## YOUR TASK
Your reply should be a single number: how many lines contain the string "title".

===== TASK INPUTS =====

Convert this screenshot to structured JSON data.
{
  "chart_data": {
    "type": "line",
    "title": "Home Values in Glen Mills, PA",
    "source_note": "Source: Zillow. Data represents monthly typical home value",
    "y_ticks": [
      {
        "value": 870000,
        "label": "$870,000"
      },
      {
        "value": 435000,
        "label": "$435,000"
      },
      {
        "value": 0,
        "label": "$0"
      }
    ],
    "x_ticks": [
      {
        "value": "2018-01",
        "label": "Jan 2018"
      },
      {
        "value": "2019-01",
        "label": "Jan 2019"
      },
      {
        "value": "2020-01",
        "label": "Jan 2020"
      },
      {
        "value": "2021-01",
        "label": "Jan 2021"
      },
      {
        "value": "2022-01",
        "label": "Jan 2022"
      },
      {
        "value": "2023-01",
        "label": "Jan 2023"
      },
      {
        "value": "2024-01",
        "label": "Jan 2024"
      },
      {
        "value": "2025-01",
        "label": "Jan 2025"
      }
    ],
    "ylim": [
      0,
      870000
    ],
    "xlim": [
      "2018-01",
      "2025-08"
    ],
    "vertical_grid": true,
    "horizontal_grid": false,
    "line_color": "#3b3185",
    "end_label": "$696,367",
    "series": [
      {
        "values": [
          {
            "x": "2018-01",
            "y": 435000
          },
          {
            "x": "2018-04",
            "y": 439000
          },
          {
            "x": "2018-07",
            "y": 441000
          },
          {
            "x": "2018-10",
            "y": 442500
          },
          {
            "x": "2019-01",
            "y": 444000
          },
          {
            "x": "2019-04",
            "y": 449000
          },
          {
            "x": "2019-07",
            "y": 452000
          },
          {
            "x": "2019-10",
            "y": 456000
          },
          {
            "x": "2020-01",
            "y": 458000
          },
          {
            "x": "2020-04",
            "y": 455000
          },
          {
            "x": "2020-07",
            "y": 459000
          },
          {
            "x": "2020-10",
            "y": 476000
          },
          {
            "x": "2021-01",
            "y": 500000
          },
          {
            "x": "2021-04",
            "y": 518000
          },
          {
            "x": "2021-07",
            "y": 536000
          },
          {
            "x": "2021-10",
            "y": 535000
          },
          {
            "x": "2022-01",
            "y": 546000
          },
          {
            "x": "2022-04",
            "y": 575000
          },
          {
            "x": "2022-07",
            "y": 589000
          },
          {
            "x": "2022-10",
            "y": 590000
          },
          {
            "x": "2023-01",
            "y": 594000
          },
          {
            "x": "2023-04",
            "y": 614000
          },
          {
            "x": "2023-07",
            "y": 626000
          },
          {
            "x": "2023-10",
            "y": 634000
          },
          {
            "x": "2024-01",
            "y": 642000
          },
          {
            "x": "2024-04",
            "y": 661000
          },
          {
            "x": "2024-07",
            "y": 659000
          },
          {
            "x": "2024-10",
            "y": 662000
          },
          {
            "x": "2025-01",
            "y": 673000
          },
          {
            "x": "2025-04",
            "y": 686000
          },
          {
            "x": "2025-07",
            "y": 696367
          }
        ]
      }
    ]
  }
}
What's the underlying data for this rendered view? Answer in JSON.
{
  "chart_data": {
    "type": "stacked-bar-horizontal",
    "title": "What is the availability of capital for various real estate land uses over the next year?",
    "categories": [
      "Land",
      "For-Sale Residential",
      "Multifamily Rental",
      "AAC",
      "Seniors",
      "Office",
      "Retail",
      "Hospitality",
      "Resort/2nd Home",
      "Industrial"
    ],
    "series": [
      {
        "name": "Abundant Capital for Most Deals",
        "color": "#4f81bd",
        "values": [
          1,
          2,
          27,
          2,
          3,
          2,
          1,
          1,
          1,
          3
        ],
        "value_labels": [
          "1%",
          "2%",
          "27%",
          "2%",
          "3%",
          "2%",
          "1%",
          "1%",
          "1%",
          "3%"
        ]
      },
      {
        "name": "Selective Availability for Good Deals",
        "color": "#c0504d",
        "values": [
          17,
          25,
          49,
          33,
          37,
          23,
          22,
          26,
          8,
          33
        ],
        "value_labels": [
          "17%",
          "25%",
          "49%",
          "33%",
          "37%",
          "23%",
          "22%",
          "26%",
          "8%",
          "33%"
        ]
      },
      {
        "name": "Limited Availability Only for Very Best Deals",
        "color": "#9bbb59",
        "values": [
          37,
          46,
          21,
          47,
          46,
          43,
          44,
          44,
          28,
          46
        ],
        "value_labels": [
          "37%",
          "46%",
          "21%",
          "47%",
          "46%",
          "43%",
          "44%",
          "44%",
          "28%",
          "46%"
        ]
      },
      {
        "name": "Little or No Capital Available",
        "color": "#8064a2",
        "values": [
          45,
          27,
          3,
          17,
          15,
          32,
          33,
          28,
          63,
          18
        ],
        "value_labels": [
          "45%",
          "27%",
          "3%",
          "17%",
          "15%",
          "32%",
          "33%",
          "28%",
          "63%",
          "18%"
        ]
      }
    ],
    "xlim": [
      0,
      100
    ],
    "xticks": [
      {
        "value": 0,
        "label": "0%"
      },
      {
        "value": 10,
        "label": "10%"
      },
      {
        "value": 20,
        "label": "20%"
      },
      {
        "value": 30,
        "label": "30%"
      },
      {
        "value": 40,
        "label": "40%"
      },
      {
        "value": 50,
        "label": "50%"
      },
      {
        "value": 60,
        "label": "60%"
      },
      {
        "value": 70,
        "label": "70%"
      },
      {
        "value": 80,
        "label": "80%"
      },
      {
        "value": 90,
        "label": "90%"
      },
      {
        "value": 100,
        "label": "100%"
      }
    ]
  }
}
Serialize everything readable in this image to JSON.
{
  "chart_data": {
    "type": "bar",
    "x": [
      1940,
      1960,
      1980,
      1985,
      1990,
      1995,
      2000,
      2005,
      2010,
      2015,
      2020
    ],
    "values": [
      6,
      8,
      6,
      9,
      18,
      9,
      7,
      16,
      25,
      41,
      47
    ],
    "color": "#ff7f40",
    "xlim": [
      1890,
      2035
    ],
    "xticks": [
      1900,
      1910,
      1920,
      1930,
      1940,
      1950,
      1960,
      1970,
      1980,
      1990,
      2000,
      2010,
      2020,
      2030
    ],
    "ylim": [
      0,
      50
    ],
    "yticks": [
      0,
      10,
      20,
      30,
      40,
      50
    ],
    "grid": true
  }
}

=====

## OUTPUT FOR THIS TASK
2